* **Written request**
Copy out each line containing "Foot" from the entries below.

* **Rows**
════

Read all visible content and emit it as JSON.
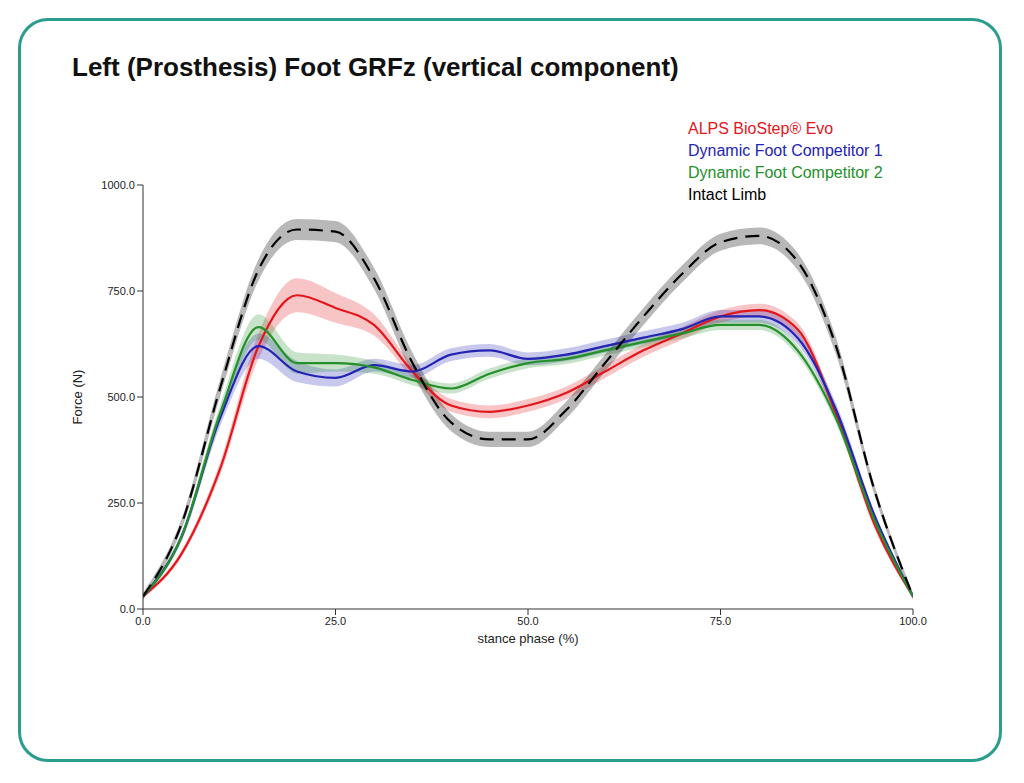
{
  "chart_data": {
    "type": "line",
    "title": "Left (Prosthesis) Foot GRFz (vertical component)",
    "x_label": "stance phase (%)",
    "y_label": "Force (N)",
    "x": [
      0,
      5,
      10,
      15,
      20,
      25,
      30,
      35,
      40,
      45,
      50,
      55,
      60,
      65,
      70,
      75,
      80,
      85,
      90,
      95,
      100
    ],
    "xlim": [
      0,
      100
    ],
    "xticks": [
      {
        "value": 0,
        "label": "0.0"
      },
      {
        "value": 25,
        "label": "25.0"
      },
      {
        "value": 50,
        "label": "50.0"
      },
      {
        "value": 75,
        "label": "75.0"
      },
      {
        "value": 100,
        "label": "100.0"
      }
    ],
    "ylim": [
      0,
      1000
    ],
    "yticks": [
      {
        "value": 0,
        "label": "0.0"
      },
      {
        "value": 250,
        "label": "250.0"
      },
      {
        "value": 500,
        "label": "500.0"
      },
      {
        "value": 750,
        "label": "750.0"
      },
      {
        "value": 1000,
        "label": "1000.0"
      }
    ],
    "grid": false,
    "legend": "top-right",
    "series": [
      {
        "name": "ALPS BioStep® Evo",
        "color": "#e3161c",
        "line_style": "solid",
        "values": [
          30,
          130,
          330,
          620,
          740,
          710,
          670,
          560,
          480,
          465,
          480,
          510,
          560,
          610,
          650,
          690,
          705,
          660,
          460,
          200,
          30
        ],
        "error": [
          5,
          8,
          15,
          30,
          40,
          35,
          25,
          15,
          15,
          15,
          15,
          15,
          15,
          15,
          15,
          15,
          15,
          15,
          15,
          10,
          5
        ]
      },
      {
        "name": "Dynamic Foot Competitor 1",
        "color": "#2323b4",
        "line_style": "solid",
        "values": [
          30,
          170,
          450,
          620,
          560,
          545,
          575,
          560,
          600,
          610,
          590,
          600,
          620,
          640,
          660,
          690,
          690,
          640,
          470,
          220,
          30
        ],
        "error": [
          5,
          10,
          20,
          30,
          25,
          20,
          15,
          15,
          15,
          15,
          15,
          15,
          15,
          15,
          15,
          15,
          15,
          15,
          15,
          10,
          5
        ]
      },
      {
        "name": "Dynamic Foot Competitor 2",
        "color": "#24902a",
        "line_style": "solid",
        "values": [
          30,
          170,
          460,
          665,
          580,
          580,
          570,
          540,
          520,
          555,
          580,
          590,
          610,
          630,
          650,
          670,
          670,
          610,
          450,
          210,
          30
        ],
        "error": [
          5,
          10,
          20,
          30,
          25,
          20,
          15,
          12,
          12,
          12,
          12,
          12,
          12,
          12,
          12,
          12,
          12,
          12,
          12,
          10,
          5
        ]
      },
      {
        "name": "Intact Limb",
        "color": "#000000",
        "line_style": "dashed",
        "values": [
          30,
          200,
          520,
          800,
          895,
          890,
          780,
          580,
          440,
          400,
          400,
          470,
          580,
          690,
          790,
          865,
          880,
          820,
          620,
          280,
          30
        ],
        "error": [
          8,
          12,
          20,
          25,
          25,
          25,
          25,
          25,
          20,
          18,
          18,
          20,
          20,
          20,
          20,
          20,
          20,
          20,
          20,
          12,
          8
        ]
      }
    ]
  }
}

════

* **Solution to this task**
    "title": "Left (Prosthesis) Foot GRFz (vertical component)",
        "name": "Dynamic Foot Competitor 1",
        "name": "Dynamic Foot Competitor 2",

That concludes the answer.